▶ **PROBLEM REQUIREMENTS**: Pull out every line with the word "ylabel" from the entries below.

▶ **DATA LINES**:
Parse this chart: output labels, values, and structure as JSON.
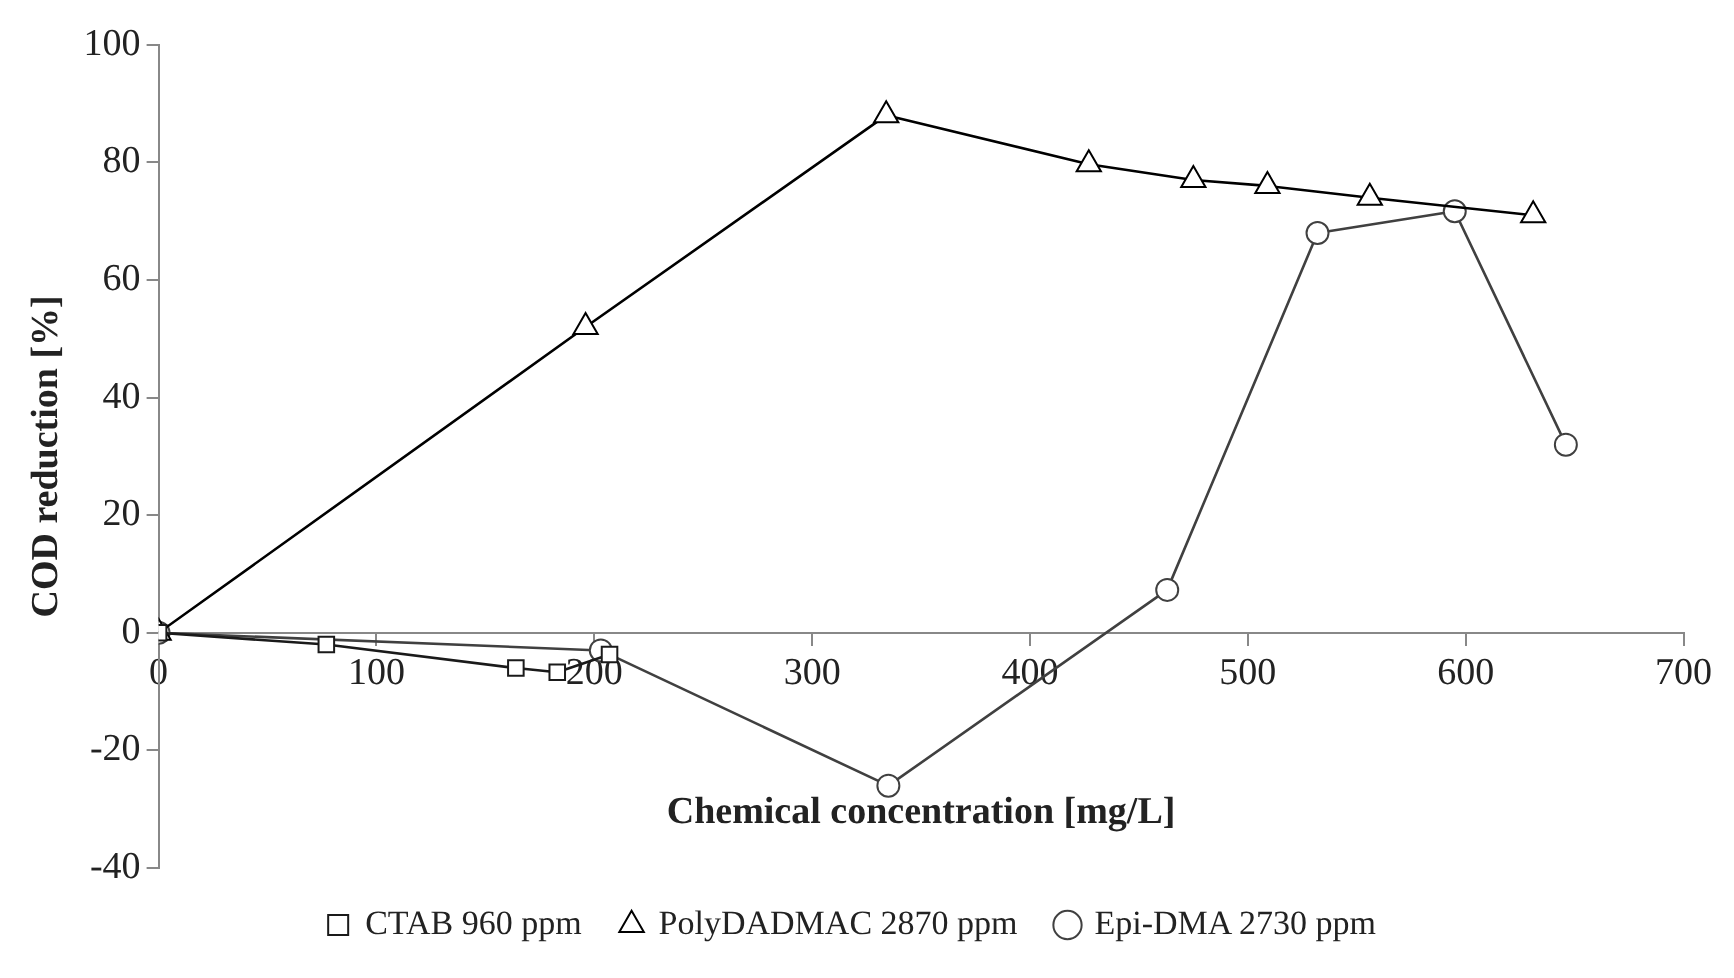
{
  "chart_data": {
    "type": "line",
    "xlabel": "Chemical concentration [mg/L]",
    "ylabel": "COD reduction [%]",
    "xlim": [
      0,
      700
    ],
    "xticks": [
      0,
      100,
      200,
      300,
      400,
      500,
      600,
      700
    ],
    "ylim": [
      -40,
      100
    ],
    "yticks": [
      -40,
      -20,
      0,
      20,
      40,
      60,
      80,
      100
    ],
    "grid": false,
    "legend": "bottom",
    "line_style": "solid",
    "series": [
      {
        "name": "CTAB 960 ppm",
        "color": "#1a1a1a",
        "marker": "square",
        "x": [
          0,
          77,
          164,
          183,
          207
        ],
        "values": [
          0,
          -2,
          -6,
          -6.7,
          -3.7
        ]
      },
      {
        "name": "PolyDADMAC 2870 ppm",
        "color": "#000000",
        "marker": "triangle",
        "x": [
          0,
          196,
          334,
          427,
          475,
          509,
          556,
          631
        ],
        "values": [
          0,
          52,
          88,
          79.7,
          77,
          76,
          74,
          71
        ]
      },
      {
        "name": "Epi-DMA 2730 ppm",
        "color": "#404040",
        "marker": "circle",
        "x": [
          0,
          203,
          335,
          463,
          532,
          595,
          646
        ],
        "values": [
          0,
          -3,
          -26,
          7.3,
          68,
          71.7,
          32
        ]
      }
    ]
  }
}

--

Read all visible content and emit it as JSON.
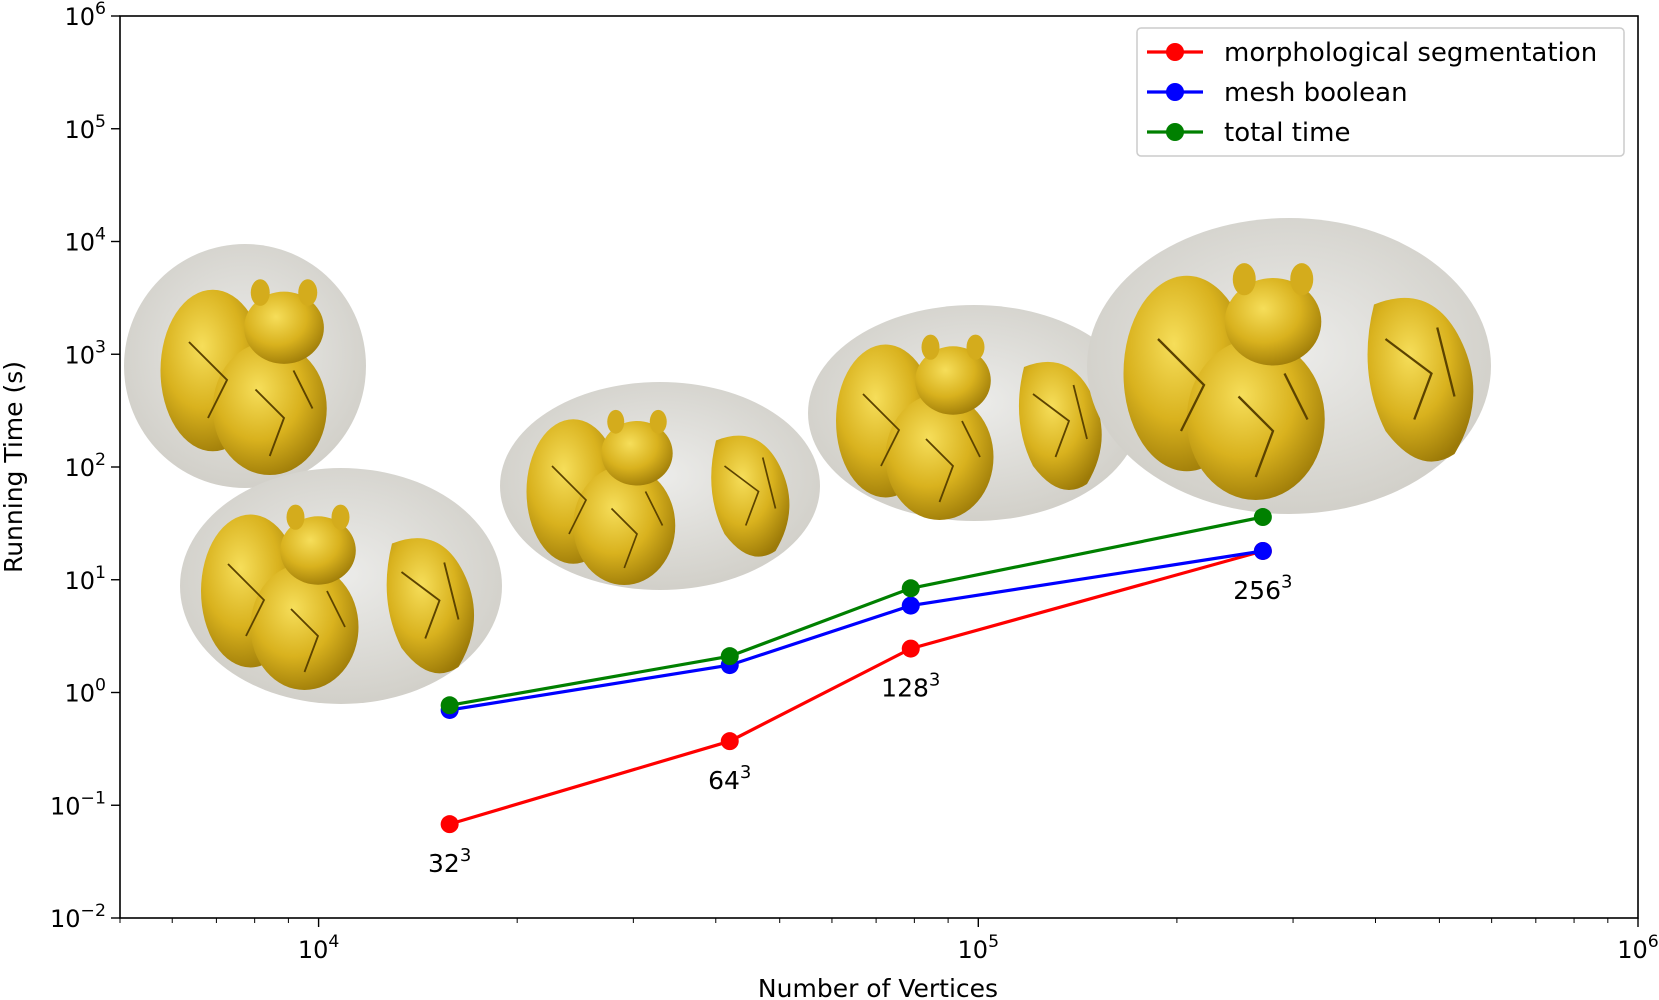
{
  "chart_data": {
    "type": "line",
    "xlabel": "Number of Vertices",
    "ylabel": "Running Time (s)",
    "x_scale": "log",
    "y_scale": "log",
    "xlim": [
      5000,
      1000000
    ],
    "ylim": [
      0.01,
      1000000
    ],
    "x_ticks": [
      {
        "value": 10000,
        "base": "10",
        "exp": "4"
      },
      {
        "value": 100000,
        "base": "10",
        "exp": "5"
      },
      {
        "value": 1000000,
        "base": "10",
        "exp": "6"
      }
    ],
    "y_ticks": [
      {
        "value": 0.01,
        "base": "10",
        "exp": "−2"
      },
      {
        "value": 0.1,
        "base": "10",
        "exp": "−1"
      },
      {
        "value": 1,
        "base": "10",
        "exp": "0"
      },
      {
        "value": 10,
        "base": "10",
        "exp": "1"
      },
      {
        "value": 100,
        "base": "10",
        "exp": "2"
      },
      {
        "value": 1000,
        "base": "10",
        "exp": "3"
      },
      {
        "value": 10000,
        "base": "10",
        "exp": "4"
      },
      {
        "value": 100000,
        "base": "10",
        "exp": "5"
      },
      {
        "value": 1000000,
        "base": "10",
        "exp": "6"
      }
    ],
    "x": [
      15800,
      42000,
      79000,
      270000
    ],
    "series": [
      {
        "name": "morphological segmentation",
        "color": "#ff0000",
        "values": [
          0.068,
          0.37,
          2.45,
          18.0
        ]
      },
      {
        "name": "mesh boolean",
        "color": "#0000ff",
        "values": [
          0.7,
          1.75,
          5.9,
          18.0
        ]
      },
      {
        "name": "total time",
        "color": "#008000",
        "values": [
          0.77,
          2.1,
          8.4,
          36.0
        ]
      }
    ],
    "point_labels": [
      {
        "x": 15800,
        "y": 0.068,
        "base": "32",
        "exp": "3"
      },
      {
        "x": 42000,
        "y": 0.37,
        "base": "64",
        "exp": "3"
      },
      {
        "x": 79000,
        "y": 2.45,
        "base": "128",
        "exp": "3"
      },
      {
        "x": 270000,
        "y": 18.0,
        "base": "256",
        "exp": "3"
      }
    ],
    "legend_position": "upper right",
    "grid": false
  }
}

▶ **RESULT FOR THIS EXERCISE**:
    "ylabel": "COD reduction [%]",
    "ylabel": "Running Time (s)",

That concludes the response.